▼
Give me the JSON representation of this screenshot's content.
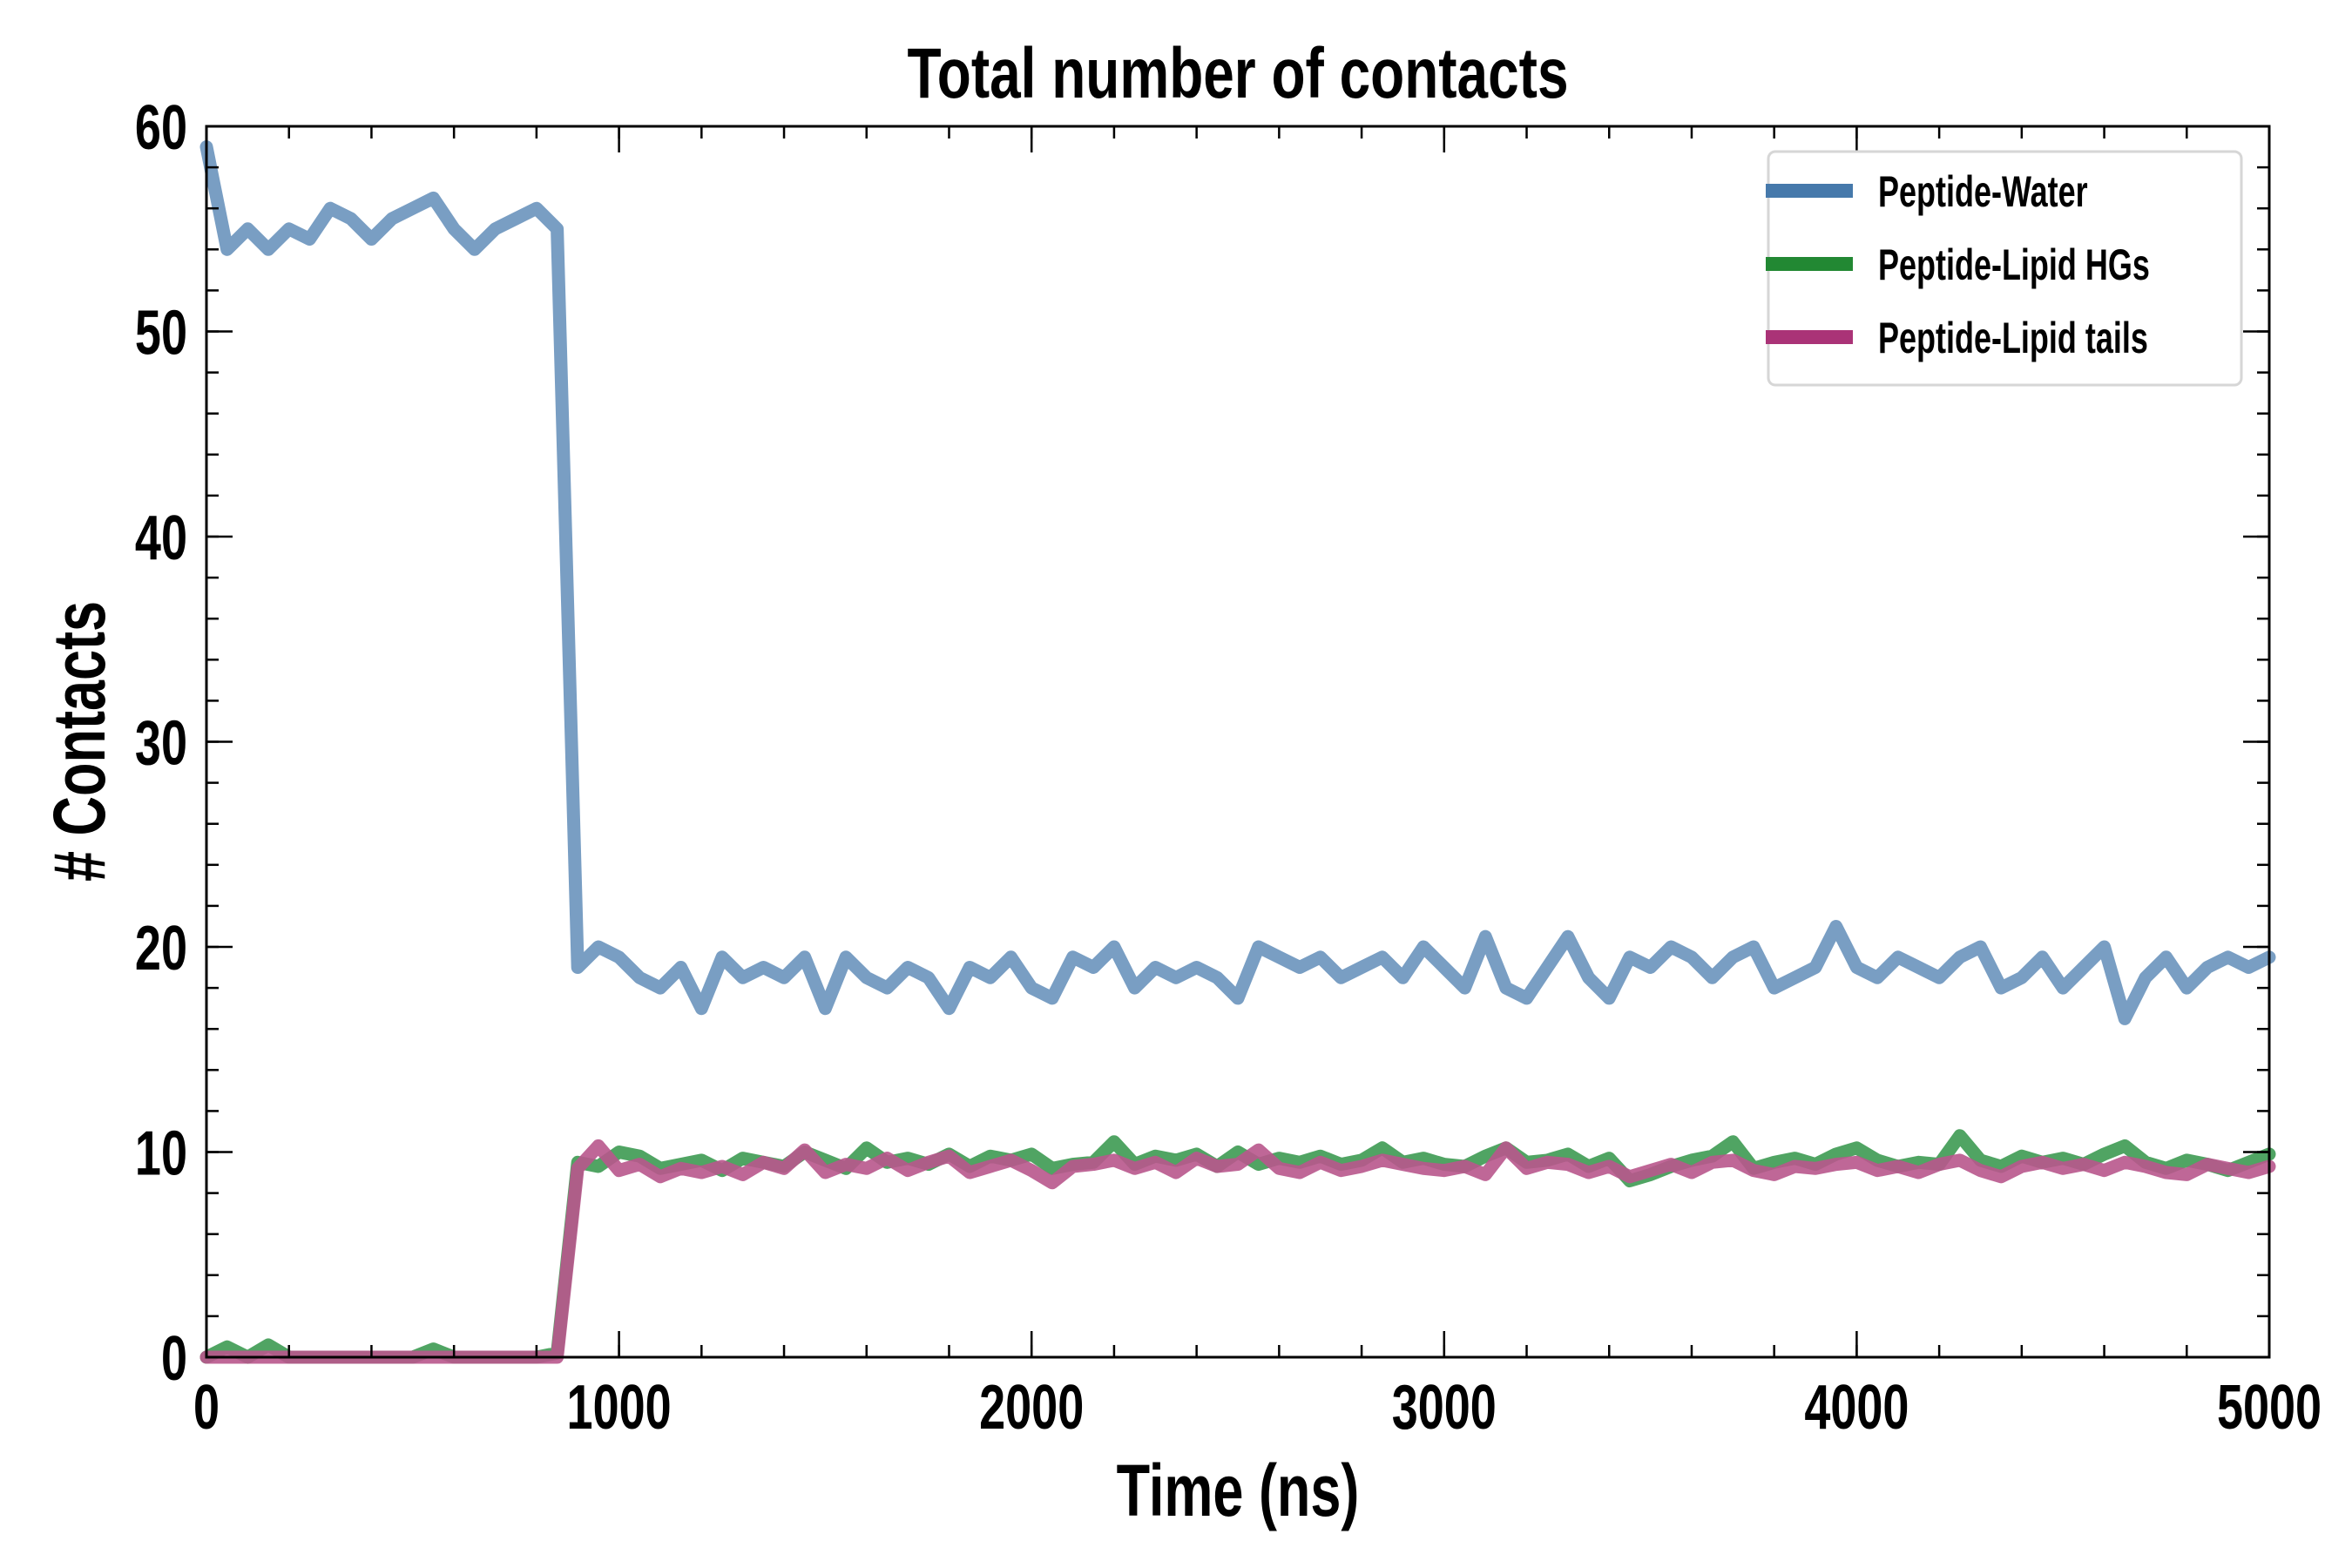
{
  "chart_data": {
    "type": "line",
    "title": "Total number of contacts",
    "xlabel": "Time (ns)",
    "ylabel": "# Contacts",
    "xlim": [
      0,
      5000
    ],
    "ylim": [
      0,
      60
    ],
    "xticks": [
      "0",
      "1000",
      "2000",
      "3000",
      "4000",
      "5000"
    ],
    "yticks": [
      "0",
      "10",
      "20",
      "30",
      "40",
      "50",
      "60"
    ],
    "x_minor_step": 200,
    "y_minor_step": 2,
    "grid": false,
    "legend_position": "top-right",
    "x_step": 50,
    "series": [
      {
        "name": "Peptide-Water",
        "color": "#4679ab",
        "line_color": "#6a93bd",
        "values": [
          59,
          54,
          55,
          54,
          55,
          54.5,
          56,
          55.5,
          54.5,
          55.5,
          56,
          56.5,
          55,
          54,
          55,
          55.5,
          56,
          55,
          19,
          20,
          19.5,
          18.5,
          18,
          19,
          17,
          19.5,
          18.5,
          19,
          18.5,
          19.5,
          17,
          19.5,
          18.5,
          18,
          19,
          18.5,
          17,
          19,
          18.5,
          19.5,
          18,
          17.5,
          19.5,
          19,
          20,
          18,
          19,
          18.5,
          19,
          18.5,
          17.5,
          20,
          19.5,
          19,
          19.5,
          18.5,
          19,
          19.5,
          18.5,
          20,
          19,
          18,
          20.5,
          18,
          17.5,
          19,
          20.5,
          18.5,
          17.5,
          19.5,
          19,
          20,
          19.5,
          18.5,
          19.5,
          20,
          18,
          18.5,
          19,
          21,
          19,
          18.5,
          19.5,
          19,
          18.5,
          19.5,
          20,
          18,
          18.5,
          19.5,
          18,
          19,
          20,
          16.5,
          18.5,
          19.5,
          18,
          19,
          19.5,
          19,
          19.5
        ]
      },
      {
        "name": "Peptide-Lipid HGs",
        "color": "#228833",
        "line_color": "#3d9a52",
        "values": [
          0,
          0.5,
          0,
          0.6,
          0,
          0,
          0,
          0,
          0,
          0,
          0,
          0.4,
          0,
          0,
          0,
          0,
          0,
          0.2,
          9.5,
          9.3,
          10,
          9.8,
          9.2,
          9.4,
          9.6,
          9.1,
          9.7,
          9.5,
          9.3,
          10,
          9.6,
          9.2,
          10.2,
          9.5,
          9.7,
          9.4,
          9.9,
          9.3,
          9.8,
          9.6,
          9.9,
          9.2,
          9.4,
          9.5,
          10.5,
          9.4,
          9.8,
          9.6,
          9.9,
          9.3,
          10,
          9.4,
          9.7,
          9.5,
          9.8,
          9.4,
          9.6,
          10.2,
          9.5,
          9.7,
          9.4,
          9.3,
          9.8,
          10.2,
          9.5,
          9.6,
          9.9,
          9.3,
          9.7,
          8.6,
          8.9,
          9.3,
          9.6,
          9.8,
          10.5,
          9.2,
          9.5,
          9.7,
          9.4,
          9.9,
          10.2,
          9.6,
          9.3,
          9.5,
          9.4,
          10.8,
          9.6,
          9.3,
          9.8,
          9.5,
          9.7,
          9.4,
          9.9,
          10.3,
          9.5,
          9.2,
          9.6,
          9.4,
          9.1,
          9.5,
          9.9
        ]
      },
      {
        "name": "Peptide-Lipid tails",
        "color": "#aa3377",
        "line_color": "#b8568c",
        "values": [
          0,
          0,
          0,
          0,
          0,
          0,
          0,
          0,
          0,
          0,
          0,
          0,
          0,
          0,
          0,
          0,
          0,
          0,
          9.2,
          10.3,
          9.1,
          9.4,
          8.8,
          9.2,
          9,
          9.3,
          8.9,
          9.5,
          9.2,
          10.1,
          9,
          9.4,
          9.2,
          9.7,
          9.1,
          9.5,
          9.8,
          9,
          9.3,
          9.6,
          9.1,
          8.5,
          9.3,
          9.4,
          9.6,
          9.2,
          9.5,
          9,
          9.7,
          9.3,
          9.4,
          10.1,
          9.2,
          9,
          9.5,
          9.1,
          9.3,
          9.6,
          9.4,
          9.2,
          9.1,
          9.3,
          8.9,
          10.2,
          9.2,
          9.5,
          9.4,
          9,
          9.3,
          8.8,
          9.1,
          9.4,
          9,
          9.5,
          9.6,
          9.1,
          8.9,
          9.3,
          9.2,
          9.4,
          9.5,
          9.1,
          9.3,
          9,
          9.4,
          9.6,
          9.1,
          8.8,
          9.3,
          9.5,
          9.2,
          9.4,
          9.1,
          9.5,
          9.3,
          9,
          8.9,
          9.4,
          9.2,
          9,
          9.3
        ]
      }
    ]
  }
}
▲
● BRIEF
The copy you produce must hold all the records above exactly and none of their pictures.

● TASK ANSWER
Give me the JSON representation of this screenshot's content.
{
  "chart_data": {
    "type": "line",
    "title": "Total number of contacts",
    "xlabel": "Time (ns)",
    "ylabel": "# Contacts",
    "xlim": [
      0,
      5000
    ],
    "ylim": [
      0,
      60
    ],
    "xticks": [
      "0",
      "1000",
      "2000",
      "3000",
      "4000",
      "5000"
    ],
    "yticks": [
      "0",
      "10",
      "20",
      "30",
      "40",
      "50",
      "60"
    ],
    "x_minor_step": 200,
    "y_minor_step": 2,
    "grid": false,
    "legend_position": "top-right",
    "x_step": 50,
    "series": [
      {
        "name": "Peptide-Water",
        "color": "#4679ab",
        "line_color": "#6a93bd",
        "values": [
          59,
          54,
          55,
          54,
          55,
          54.5,
          56,
          55.5,
          54.5,
          55.5,
          56,
          56.5,
          55,
          54,
          55,
          55.5,
          56,
          55,
          19,
          20,
          19.5,
          18.5,
          18,
          19,
          17,
          19.5,
          18.5,
          19,
          18.5,
          19.5,
          17,
          19.5,
          18.5,
          18,
          19,
          18.5,
          17,
          19,
          18.5,
          19.5,
          18,
          17.5,
          19.5,
          19,
          20,
          18,
          19,
          18.5,
          19,
          18.5,
          17.5,
          20,
          19.5,
          19,
          19.5,
          18.5,
          19,
          19.5,
          18.5,
          20,
          19,
          18,
          20.5,
          18,
          17.5,
          19,
          20.5,
          18.5,
          17.5,
          19.5,
          19,
          20,
          19.5,
          18.5,
          19.5,
          20,
          18,
          18.5,
          19,
          21,
          19,
          18.5,
          19.5,
          19,
          18.5,
          19.5,
          20,
          18,
          18.5,
          19.5,
          18,
          19,
          20,
          16.5,
          18.5,
          19.5,
          18,
          19,
          19.5,
          19,
          19.5
        ]
      },
      {
        "name": "Peptide-Lipid HGs",
        "color": "#228833",
        "line_color": "#3d9a52",
        "values": [
          0,
          0.5,
          0,
          0.6,
          0,
          0,
          0,
          0,
          0,
          0,
          0,
          0.4,
          0,
          0,
          0,
          0,
          0,
          0.2,
          9.5,
          9.3,
          10,
          9.8,
          9.2,
          9.4,
          9.6,
          9.1,
          9.7,
          9.5,
          9.3,
          10,
          9.6,
          9.2,
          10.2,
          9.5,
          9.7,
          9.4,
          9.9,
          9.3,
          9.8,
          9.6,
          9.9,
          9.2,
          9.4,
          9.5,
          10.5,
          9.4,
          9.8,
          9.6,
          9.9,
          9.3,
          10,
          9.4,
          9.7,
          9.5,
          9.8,
          9.4,
          9.6,
          10.2,
          9.5,
          9.7,
          9.4,
          9.3,
          9.8,
          10.2,
          9.5,
          9.6,
          9.9,
          9.3,
          9.7,
          8.6,
          8.9,
          9.3,
          9.6,
          9.8,
          10.5,
          9.2,
          9.5,
          9.7,
          9.4,
          9.9,
          10.2,
          9.6,
          9.3,
          9.5,
          9.4,
          10.8,
          9.6,
          9.3,
          9.8,
          9.5,
          9.7,
          9.4,
          9.9,
          10.3,
          9.5,
          9.2,
          9.6,
          9.4,
          9.1,
          9.5,
          9.9
        ]
      },
      {
        "name": "Peptide-Lipid tails",
        "color": "#aa3377",
        "line_color": "#b8568c",
        "values": [
          0,
          0,
          0,
          0,
          0,
          0,
          0,
          0,
          0,
          0,
          0,
          0,
          0,
          0,
          0,
          0,
          0,
          0,
          9.2,
          10.3,
          9.1,
          9.4,
          8.8,
          9.2,
          9,
          9.3,
          8.9,
          9.5,
          9.2,
          10.1,
          9,
          9.4,
          9.2,
          9.7,
          9.1,
          9.5,
          9.8,
          9,
          9.3,
          9.6,
          9.1,
          8.5,
          9.3,
          9.4,
          9.6,
          9.2,
          9.5,
          9,
          9.7,
          9.3,
          9.4,
          10.1,
          9.2,
          9,
          9.5,
          9.1,
          9.3,
          9.6,
          9.4,
          9.2,
          9.1,
          9.3,
          8.9,
          10.2,
          9.2,
          9.5,
          9.4,
          9,
          9.3,
          8.8,
          9.1,
          9.4,
          9,
          9.5,
          9.6,
          9.1,
          8.9,
          9.3,
          9.2,
          9.4,
          9.5,
          9.1,
          9.3,
          9,
          9.4,
          9.6,
          9.1,
          8.8,
          9.3,
          9.5,
          9.2,
          9.4,
          9.1,
          9.5,
          9.3,
          9,
          8.9,
          9.4,
          9.2,
          9,
          9.3
        ]
      }
    ]
  }
}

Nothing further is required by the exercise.